● **Exercise task**
Each record must be reproduced exactly as it is shown.

● **The records**

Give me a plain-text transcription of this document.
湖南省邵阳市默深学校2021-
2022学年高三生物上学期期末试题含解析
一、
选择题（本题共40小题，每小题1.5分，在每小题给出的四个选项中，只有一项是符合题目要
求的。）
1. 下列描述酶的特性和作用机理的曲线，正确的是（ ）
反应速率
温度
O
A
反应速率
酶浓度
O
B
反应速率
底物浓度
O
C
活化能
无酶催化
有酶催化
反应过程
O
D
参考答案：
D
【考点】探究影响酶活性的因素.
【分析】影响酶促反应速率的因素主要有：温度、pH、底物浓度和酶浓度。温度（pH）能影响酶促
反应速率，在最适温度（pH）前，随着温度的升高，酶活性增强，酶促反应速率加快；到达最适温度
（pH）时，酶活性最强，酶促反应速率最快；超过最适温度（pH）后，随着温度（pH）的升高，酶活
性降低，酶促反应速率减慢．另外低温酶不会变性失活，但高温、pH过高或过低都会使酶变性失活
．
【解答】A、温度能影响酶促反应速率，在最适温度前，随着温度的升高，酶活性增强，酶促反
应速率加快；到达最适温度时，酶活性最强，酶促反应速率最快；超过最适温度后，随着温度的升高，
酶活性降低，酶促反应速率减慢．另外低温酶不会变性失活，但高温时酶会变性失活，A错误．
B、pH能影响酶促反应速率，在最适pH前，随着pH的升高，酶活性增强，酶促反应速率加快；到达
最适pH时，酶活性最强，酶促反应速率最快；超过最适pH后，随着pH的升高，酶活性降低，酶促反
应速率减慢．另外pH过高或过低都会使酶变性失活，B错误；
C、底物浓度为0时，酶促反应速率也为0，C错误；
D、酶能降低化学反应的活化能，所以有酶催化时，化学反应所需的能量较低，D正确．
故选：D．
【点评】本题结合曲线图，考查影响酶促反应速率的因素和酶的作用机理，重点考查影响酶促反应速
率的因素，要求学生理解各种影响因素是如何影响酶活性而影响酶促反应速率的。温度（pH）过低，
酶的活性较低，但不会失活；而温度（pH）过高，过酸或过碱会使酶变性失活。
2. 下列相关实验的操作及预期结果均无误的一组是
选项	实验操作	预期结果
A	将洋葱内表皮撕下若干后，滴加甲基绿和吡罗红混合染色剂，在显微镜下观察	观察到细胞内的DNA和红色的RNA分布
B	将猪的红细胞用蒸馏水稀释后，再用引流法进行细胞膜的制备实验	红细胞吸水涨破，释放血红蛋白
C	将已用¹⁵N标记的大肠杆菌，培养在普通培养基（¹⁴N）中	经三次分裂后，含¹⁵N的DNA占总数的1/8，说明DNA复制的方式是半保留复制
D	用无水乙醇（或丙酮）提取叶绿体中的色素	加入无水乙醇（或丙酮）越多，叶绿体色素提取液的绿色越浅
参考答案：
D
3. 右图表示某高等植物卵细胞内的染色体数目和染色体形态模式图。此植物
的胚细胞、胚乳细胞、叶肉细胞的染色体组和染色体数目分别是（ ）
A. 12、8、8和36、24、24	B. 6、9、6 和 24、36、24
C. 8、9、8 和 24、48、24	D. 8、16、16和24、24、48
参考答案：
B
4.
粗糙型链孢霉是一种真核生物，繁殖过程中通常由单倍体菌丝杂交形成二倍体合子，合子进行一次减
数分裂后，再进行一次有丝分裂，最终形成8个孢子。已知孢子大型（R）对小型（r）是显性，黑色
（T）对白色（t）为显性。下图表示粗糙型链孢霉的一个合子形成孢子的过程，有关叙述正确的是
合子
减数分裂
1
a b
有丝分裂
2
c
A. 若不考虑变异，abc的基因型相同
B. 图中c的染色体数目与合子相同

● **Reply**
Give me a plain-text transcription of this document.
湖南省邵阳市默深学校2021-
2022学年高三生物上学期期末试题含解析
一、
选择题（本题共40小题，每小题1.5分，在每小题给出的四个选项中，只有一项是符合题目要
求的。）
1. 下列描述酶的特性和作用机理的曲线，正确的是（ ）
反应速率
温度
O
A
反应速率
酶浓度
O
B
反应速率
底物浓度
O
C
活化能
无酶催化
有酶催化
反应过程
O
D
参考答案：
D
【考点】探究影响酶活性的因素.
【分析】影响酶促反应速率的因素主要有：温度、pH、底物浓度和酶浓度。温度（pH）能影响酶促
反应速率，在最适温度（pH）前，随着温度的升高，酶活性增强，酶促反应速率加快；到达最适温度
（pH）时，酶活性最强，酶促反应速率最快；超过最适温度（pH）后，随着温度（pH）的升高，酶活
性降低，酶促反应速率减慢．另外低温酶不会变性失活，但高温、pH过高或过低都会使酶变性失活
．
【解答】A、温度能影响酶促反应速率，在最适温度前，随着温度的升高，酶活性增强，酶促反
应速率加快；到达最适温度时，酶活性最强，酶促反应速率最快；超过最适温度后，随着温度的升高，
酶活性降低，酶促反应速率减慢．另外低温酶不会变性失活，但高温时酶会变性失活，A错误．
B、pH能影响酶促反应速率，在最适pH前，随着pH的升高，酶活性增强，酶促反应速率加快；到达
最适pH时，酶活性最强，酶促反应速率最快；超过最适pH后，随着pH的升高，酶活性降低，酶促反
应速率减慢．另外pH过高或过低都会使酶变性失活，B错误；
C、底物浓度为0时，酶促反应速率也为0，C错误；
D、酶能降低化学反应的活化能，所以有酶催化时，化学反应所需的能量较低，D正确．
故选：D．
【点评】本题结合曲线图，考查影响酶促反应速率的因素和酶的作用机理，重点考查影响酶促反应速
率的因素，要求学生理解各种影响因素是如何影响酶活性而影响酶促反应速率的。温度（pH）过低，
酶的活性较低，但不会失活；而温度（pH）过高，过酸或过碱会使酶变性失活。
2. 下列相关实验的操作及预期结果均无误的一组是
选项	实验操作	预期结果
A	将洋葱内表皮撕下若干后，滴加甲基绿和吡罗红混合染色剂，在显微镜下观察	观察到细胞内的DNA和红色的RNA分布
B	将猪的红细胞用蒸馏水稀释后，再用引流法进行细胞膜的制备实验	红细胞吸水涨破，释放血红蛋白
C	将已用¹⁵N标记的大肠杆菌，培养在普通培养基（¹⁴N）中	经三次分裂后，含¹⁵N的DNA占总数的1/8，说明DNA复制的方式是半保留复制
D	用无水乙醇（或丙酮）提取叶绿体中的色素	加入无水乙醇（或丙酮）越多，叶绿体色素提取液的绿色越浅
参考答案：
D
3. 右图表示某高等植物卵细胞内的染色体数目和染色体形态模式图。此植物
的胚细胞、胚乳细胞、叶肉细胞的染色体组和染色体数目分别是（ ）
A. 12、8、8和36、24、24	B. 6、9、6 和 24、36、24
C. 8、9、8 和 24、48、24	D. 8、16、16和24、24、48
参考答案：
B
4.
粗糙型链孢霉是一种真核生物，繁殖过程中通常由单倍体菌丝杂交形成二倍体合子，合子进行一次减
数分裂后，再进行一次有丝分裂，最终形成8个孢子。已知孢子大型（R）对小型（r）是显性，黑色
（T）对白色（t）为显性。下图表示粗糙型链孢霉的一个合子形成孢子的过程，有关叙述正确的是
合子
减数分裂
1
a b
有丝分裂
2
c
A. 若不考虑变异，abc的基因型相同
B. 图中c的染色体数目与合子相同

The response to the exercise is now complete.